§ The task
Starting with the line that contains "Decode this image", return every line through the end of the listing below exactly as written. Omit the pictures.

Dataset items:
* Begin *
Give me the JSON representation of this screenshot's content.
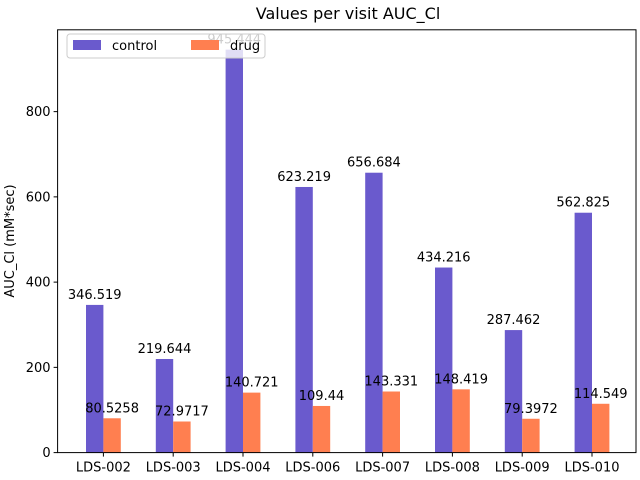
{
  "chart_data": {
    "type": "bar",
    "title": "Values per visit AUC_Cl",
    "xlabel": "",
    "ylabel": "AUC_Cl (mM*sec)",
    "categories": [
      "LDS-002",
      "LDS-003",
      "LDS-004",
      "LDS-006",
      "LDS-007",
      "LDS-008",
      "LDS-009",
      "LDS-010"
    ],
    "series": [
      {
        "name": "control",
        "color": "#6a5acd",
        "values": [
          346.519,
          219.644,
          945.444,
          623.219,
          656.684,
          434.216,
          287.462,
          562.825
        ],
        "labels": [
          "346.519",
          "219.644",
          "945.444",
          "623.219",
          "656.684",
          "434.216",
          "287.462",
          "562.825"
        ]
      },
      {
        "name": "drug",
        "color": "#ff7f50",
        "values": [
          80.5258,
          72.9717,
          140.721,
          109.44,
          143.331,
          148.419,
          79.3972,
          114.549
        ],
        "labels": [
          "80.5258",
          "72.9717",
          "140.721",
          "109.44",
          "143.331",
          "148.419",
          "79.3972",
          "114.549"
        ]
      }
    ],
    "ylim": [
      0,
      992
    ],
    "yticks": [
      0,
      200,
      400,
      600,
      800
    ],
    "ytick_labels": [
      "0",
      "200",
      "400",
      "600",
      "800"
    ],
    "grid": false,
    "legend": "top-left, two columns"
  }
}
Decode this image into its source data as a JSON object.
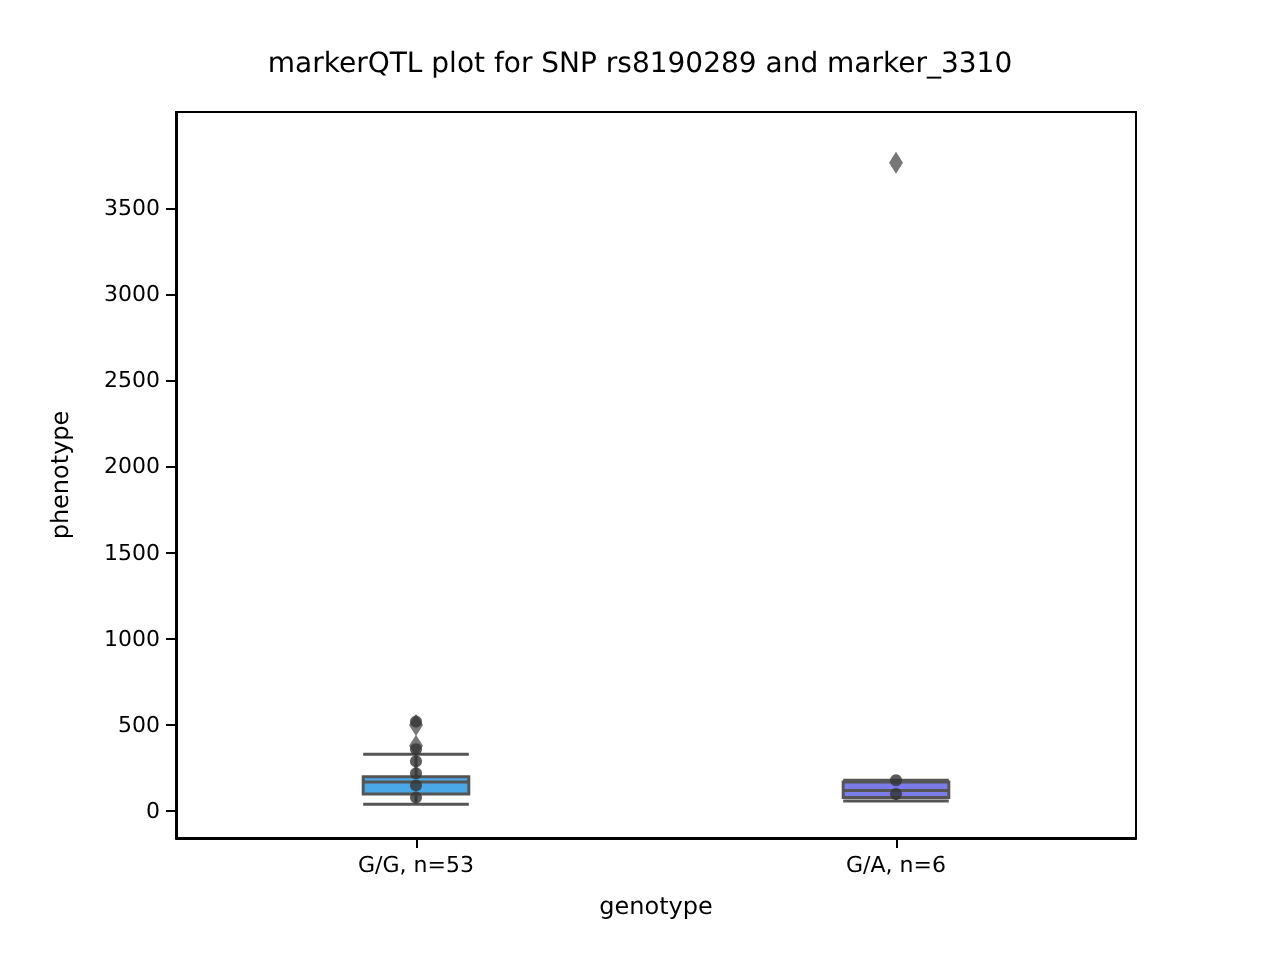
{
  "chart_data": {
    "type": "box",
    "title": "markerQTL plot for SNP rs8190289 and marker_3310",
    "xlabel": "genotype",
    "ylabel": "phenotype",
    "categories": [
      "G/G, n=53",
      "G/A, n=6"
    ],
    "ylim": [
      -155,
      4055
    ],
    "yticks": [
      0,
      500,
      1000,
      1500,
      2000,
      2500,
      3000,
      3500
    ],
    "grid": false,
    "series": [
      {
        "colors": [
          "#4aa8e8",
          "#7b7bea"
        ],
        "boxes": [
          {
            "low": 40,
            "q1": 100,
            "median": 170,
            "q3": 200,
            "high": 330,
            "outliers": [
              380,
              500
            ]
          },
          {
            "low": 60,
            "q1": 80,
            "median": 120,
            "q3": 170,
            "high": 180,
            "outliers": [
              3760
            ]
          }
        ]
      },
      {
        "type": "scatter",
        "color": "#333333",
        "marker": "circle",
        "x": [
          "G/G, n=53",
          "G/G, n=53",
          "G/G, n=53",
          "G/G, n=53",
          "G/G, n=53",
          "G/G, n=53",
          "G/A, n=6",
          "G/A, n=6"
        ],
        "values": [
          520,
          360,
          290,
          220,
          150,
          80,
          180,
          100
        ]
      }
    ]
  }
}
* End *
§ Result of this task
Decode this image into its source data as a JSON object.
{
  "chart_data": {
    "type": "box",
    "title": "markerQTL plot for SNP rs8190289 and marker_3310",
    "xlabel": "genotype",
    "ylabel": "phenotype",
    "categories": [
      "G/G, n=53",
      "G/A, n=6"
    ],
    "ylim": [
      -155,
      4055
    ],
    "yticks": [
      0,
      500,
      1000,
      1500,
      2000,
      2500,
      3000,
      3500
    ],
    "grid": false,
    "series": [
      {
        "colors": [
          "#4aa8e8",
          "#7b7bea"
        ],
        "boxes": [
          {
            "low": 40,
            "q1": 100,
            "median": 170,
            "q3": 200,
            "high": 330,
            "outliers": [
              380,
              500
            ]
          },
          {
            "low": 60,
            "q1": 80,
            "median": 120,
            "q3": 170,
            "high": 180,
            "outliers": [
              3760
            ]
          }
        ]
      },
      {
        "type": "scatter",
        "color": "#333333",
        "marker": "circle",
        "x": [
          "G/G, n=53",
          "G/G, n=53",
          "G/G, n=53",
          "G/G, n=53",
          "G/G, n=53",
          "G/G, n=53",
          "G/A, n=6",
          "G/A, n=6"
        ],
        "values": [
          520,
          360,
          290,
          220,
          150,
          80,
          180,
          100
        ]
      }
    ]
  }
}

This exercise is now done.